**TASK DIRECTIONS:**
All lines below must be repeated exactly, with the pictures omitted.

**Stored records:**
----------------

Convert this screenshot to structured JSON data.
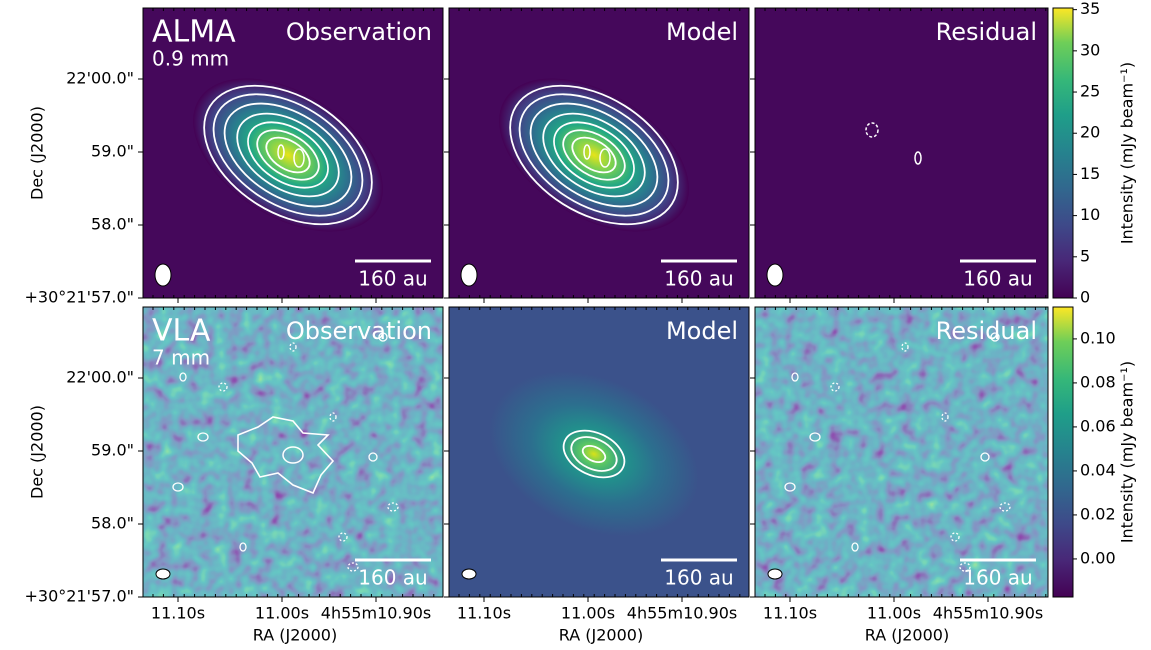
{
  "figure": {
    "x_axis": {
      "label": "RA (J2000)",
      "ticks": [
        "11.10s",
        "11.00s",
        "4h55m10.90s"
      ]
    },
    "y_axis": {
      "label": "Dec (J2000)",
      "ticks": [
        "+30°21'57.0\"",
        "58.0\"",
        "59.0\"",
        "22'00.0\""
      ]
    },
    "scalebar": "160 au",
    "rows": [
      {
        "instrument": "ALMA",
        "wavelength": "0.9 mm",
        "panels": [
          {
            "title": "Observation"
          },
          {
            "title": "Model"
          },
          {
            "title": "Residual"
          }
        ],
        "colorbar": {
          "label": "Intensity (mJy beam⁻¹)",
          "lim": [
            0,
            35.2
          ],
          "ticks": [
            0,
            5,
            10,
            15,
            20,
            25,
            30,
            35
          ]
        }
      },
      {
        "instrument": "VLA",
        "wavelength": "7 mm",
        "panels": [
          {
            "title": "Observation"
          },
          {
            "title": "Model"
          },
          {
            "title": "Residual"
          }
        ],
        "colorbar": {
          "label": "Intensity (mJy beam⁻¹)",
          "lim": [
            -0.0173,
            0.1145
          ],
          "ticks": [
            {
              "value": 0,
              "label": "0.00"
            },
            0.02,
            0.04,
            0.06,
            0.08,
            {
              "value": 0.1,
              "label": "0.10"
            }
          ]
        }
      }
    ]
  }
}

----------------

**RESPONSE TO THE EXERCISE:**
Convert this screenshot to structured JSON data.
{
  "figure": {
    "x_axis": {
      "label": "RA (J2000)",
      "ticks": [
        "11.10s",
        "11.00s",
        "4h55m10.90s"
      ]
    },
    "y_axis": {
      "label": "Dec (J2000)",
      "ticks": [
        "+30°21'57.0\"",
        "58.0\"",
        "59.0\"",
        "22'00.0\""
      ]
    },
    "scalebar": "160 au",
    "rows": [
      {
        "instrument": "ALMA",
        "wavelength": "0.9 mm",
        "panels": [
          {
            "title": "Observation"
          },
          {
            "title": "Model"
          },
          {
            "title": "Residual"
          }
        ],
        "colorbar": {
          "label": "Intensity (mJy beam⁻¹)",
          "lim": [
            0,
            35.2
          ],
          "ticks": [
            0,
            5,
            10,
            15,
            20,
            25,
            30,
            35
          ]
        }
      },
      {
        "instrument": "VLA",
        "wavelength": "7 mm",
        "panels": [
          {
            "title": "Observation"
          },
          {
            "title": "Model"
          },
          {
            "title": "Residual"
          }
        ],
        "colorbar": {
          "label": "Intensity (mJy beam⁻¹)",
          "lim": [
            -0.0173,
            0.1145
          ],
          "ticks": [
            {
              "value": 0,
              "label": "0.00"
            },
            0.02,
            0.04,
            0.06,
            0.08,
            {
              "value": 0.1,
              "label": "0.10"
            }
          ]
        }
      }
    ]
  }
}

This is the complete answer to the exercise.